• [GIVEN EXERCISE]: Check each line of the listing, and copy it if it contains the word "right".
-- START DATASET CONTENT --
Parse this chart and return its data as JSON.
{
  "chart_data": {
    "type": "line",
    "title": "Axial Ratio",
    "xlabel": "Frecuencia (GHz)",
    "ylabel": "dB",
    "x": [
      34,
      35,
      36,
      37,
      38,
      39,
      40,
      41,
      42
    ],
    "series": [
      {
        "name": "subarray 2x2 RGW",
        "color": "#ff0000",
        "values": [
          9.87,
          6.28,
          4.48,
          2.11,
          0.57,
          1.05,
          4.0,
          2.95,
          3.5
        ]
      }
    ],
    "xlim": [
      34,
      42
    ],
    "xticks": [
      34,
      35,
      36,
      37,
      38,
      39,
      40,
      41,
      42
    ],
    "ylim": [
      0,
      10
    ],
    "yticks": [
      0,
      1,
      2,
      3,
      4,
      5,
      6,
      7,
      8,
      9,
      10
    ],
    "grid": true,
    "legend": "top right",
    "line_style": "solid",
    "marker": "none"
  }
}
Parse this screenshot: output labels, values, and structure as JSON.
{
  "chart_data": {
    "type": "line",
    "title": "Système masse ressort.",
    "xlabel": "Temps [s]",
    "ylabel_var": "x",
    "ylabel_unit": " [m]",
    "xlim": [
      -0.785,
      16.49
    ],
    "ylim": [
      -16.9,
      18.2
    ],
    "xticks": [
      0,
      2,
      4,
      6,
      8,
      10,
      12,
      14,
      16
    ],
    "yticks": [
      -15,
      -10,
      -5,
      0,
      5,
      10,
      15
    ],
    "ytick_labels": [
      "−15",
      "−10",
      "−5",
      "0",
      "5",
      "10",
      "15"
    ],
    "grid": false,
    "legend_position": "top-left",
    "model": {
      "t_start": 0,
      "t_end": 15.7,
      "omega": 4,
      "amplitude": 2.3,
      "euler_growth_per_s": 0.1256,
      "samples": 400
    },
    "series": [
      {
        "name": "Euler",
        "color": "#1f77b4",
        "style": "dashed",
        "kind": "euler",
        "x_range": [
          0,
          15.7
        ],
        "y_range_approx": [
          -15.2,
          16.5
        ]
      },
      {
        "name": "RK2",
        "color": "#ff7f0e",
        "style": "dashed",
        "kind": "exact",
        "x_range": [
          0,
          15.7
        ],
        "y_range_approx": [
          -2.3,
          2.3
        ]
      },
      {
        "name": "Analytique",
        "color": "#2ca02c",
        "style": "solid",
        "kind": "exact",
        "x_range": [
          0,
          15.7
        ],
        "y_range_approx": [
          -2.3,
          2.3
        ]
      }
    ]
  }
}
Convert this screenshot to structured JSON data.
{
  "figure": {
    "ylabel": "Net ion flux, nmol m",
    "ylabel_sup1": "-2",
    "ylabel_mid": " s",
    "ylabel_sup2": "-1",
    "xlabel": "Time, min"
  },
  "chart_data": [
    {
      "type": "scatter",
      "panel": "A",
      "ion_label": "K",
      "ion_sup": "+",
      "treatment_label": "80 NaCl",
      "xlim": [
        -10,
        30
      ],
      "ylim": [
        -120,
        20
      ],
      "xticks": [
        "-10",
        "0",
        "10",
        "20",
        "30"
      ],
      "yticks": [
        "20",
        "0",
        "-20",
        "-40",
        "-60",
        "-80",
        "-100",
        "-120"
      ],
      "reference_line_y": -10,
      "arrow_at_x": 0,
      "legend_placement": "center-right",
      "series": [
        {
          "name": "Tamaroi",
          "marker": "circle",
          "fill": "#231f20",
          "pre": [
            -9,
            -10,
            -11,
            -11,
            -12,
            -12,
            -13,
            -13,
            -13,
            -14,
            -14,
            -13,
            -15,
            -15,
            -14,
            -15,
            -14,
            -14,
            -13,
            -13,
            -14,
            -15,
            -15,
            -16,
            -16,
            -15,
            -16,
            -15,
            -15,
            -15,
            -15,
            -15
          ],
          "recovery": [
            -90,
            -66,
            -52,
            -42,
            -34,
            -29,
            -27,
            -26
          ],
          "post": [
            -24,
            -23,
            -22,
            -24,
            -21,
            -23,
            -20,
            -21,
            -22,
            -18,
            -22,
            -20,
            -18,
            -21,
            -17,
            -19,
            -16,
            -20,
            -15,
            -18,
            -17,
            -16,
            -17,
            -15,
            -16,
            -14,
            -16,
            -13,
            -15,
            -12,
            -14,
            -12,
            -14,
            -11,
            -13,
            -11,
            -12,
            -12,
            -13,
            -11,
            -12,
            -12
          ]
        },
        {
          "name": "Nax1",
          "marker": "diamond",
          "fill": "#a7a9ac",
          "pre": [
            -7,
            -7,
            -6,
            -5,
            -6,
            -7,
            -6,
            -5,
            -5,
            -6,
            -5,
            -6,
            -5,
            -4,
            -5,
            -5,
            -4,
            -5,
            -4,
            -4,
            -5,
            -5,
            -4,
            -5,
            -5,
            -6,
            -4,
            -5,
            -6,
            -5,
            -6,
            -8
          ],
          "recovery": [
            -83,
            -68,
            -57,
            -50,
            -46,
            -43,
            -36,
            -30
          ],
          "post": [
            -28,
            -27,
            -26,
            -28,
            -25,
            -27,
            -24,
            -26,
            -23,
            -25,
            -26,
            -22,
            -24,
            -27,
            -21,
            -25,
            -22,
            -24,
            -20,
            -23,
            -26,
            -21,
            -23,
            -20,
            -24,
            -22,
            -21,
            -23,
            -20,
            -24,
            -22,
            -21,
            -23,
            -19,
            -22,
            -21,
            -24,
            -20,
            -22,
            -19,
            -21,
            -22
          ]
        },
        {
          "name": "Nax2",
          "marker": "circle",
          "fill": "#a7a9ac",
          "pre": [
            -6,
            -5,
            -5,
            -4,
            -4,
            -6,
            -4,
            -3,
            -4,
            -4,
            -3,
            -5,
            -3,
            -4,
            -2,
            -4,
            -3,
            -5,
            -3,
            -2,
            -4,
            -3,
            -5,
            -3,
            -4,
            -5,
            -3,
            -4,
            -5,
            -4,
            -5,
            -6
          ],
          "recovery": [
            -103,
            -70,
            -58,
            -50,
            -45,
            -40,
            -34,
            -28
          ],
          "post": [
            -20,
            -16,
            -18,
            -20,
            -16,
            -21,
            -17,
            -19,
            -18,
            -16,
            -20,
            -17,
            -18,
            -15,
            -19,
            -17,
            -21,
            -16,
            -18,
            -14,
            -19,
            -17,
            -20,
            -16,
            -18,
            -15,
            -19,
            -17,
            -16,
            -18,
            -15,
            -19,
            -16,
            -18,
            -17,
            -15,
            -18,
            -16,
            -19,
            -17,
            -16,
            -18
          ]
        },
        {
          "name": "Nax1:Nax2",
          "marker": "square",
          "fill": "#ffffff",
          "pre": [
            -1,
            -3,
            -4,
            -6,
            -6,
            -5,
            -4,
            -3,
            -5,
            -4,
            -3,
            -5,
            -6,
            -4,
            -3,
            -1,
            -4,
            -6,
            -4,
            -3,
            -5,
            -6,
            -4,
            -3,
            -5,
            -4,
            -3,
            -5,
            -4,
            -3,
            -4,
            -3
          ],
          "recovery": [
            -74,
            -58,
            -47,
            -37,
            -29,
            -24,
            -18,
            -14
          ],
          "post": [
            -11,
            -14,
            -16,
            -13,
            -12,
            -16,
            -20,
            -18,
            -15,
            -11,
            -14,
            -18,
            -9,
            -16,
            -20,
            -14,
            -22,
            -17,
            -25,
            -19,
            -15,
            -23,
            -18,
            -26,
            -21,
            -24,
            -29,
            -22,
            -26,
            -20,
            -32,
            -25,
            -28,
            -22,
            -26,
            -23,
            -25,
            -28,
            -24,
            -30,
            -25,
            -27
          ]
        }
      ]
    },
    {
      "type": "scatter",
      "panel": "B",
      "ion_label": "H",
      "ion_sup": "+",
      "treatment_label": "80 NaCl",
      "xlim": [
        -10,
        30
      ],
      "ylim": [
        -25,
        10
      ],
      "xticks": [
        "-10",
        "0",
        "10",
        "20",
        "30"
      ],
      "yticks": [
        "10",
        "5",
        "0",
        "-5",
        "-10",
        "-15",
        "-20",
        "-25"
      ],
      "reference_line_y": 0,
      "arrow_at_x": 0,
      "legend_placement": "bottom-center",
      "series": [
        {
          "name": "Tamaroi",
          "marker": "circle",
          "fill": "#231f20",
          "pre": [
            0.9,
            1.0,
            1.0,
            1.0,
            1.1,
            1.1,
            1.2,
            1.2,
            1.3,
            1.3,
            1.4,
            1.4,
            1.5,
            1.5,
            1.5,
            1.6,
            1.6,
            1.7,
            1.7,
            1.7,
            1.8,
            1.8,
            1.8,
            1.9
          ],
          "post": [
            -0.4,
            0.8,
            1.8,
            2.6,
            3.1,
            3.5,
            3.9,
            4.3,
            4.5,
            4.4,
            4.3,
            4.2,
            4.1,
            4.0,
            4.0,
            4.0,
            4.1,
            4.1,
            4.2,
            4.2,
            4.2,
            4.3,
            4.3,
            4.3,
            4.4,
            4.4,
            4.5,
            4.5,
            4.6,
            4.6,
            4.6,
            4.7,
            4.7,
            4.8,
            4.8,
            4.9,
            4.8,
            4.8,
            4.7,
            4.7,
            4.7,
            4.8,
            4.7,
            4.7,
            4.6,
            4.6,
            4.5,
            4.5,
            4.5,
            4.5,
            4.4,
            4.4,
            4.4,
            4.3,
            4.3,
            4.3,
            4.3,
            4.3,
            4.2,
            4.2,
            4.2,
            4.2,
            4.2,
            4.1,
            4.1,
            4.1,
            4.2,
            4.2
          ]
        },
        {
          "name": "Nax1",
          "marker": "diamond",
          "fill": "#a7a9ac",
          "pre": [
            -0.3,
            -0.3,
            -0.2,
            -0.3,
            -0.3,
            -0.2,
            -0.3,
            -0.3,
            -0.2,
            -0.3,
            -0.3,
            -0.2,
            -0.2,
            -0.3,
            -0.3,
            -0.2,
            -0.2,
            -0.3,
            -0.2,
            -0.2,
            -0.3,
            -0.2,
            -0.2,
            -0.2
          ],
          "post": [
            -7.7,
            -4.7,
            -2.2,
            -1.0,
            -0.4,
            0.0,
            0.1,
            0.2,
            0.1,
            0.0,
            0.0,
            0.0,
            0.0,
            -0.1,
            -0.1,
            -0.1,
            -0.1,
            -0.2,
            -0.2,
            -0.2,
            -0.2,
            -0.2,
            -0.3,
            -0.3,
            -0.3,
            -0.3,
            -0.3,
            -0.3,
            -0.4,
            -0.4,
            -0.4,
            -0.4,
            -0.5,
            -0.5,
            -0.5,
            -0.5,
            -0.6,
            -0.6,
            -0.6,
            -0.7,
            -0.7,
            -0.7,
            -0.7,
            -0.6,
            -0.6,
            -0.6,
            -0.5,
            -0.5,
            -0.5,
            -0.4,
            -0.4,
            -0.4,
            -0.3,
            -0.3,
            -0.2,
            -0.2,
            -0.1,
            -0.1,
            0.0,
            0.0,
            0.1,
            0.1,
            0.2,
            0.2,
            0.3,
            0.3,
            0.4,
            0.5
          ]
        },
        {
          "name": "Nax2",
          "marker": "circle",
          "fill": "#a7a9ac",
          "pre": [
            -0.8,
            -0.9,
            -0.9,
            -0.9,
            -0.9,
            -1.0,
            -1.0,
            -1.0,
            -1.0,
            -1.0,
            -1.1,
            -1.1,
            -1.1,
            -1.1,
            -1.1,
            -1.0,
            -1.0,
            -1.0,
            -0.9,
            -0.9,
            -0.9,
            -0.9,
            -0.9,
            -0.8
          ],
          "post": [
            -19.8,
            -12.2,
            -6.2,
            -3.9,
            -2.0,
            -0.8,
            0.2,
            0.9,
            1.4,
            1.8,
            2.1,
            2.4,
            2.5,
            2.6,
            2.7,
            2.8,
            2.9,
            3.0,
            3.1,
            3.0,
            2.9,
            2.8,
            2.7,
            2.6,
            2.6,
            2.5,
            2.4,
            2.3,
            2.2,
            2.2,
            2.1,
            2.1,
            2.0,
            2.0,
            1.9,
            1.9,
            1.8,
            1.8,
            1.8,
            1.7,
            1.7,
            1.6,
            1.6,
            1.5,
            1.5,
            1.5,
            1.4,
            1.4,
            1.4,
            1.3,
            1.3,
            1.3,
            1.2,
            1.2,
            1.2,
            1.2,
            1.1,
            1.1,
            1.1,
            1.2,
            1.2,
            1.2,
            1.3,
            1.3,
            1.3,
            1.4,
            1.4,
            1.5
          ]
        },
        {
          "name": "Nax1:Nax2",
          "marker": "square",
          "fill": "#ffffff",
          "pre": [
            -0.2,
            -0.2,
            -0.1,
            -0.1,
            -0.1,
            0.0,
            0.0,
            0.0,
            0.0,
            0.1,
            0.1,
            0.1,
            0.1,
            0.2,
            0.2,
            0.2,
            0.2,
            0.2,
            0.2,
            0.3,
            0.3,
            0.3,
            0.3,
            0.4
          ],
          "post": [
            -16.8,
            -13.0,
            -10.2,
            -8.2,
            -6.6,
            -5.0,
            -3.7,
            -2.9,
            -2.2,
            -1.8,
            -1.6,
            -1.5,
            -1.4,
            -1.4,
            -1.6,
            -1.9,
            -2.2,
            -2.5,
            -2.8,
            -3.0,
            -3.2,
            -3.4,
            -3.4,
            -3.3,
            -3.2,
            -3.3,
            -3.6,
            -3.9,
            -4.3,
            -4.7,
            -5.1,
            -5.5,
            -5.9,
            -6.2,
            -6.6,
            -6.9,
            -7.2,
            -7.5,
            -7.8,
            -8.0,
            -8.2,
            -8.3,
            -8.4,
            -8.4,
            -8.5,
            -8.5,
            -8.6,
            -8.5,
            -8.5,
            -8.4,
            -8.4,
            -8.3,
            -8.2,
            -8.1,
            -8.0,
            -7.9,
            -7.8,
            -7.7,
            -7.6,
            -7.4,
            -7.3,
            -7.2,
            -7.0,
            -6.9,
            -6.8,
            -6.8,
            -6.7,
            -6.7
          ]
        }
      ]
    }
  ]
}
-- END DATASET CONTENT --
• [TASK OUTPUT]:
    "legend": "top right",
      "legend_placement": "center-right",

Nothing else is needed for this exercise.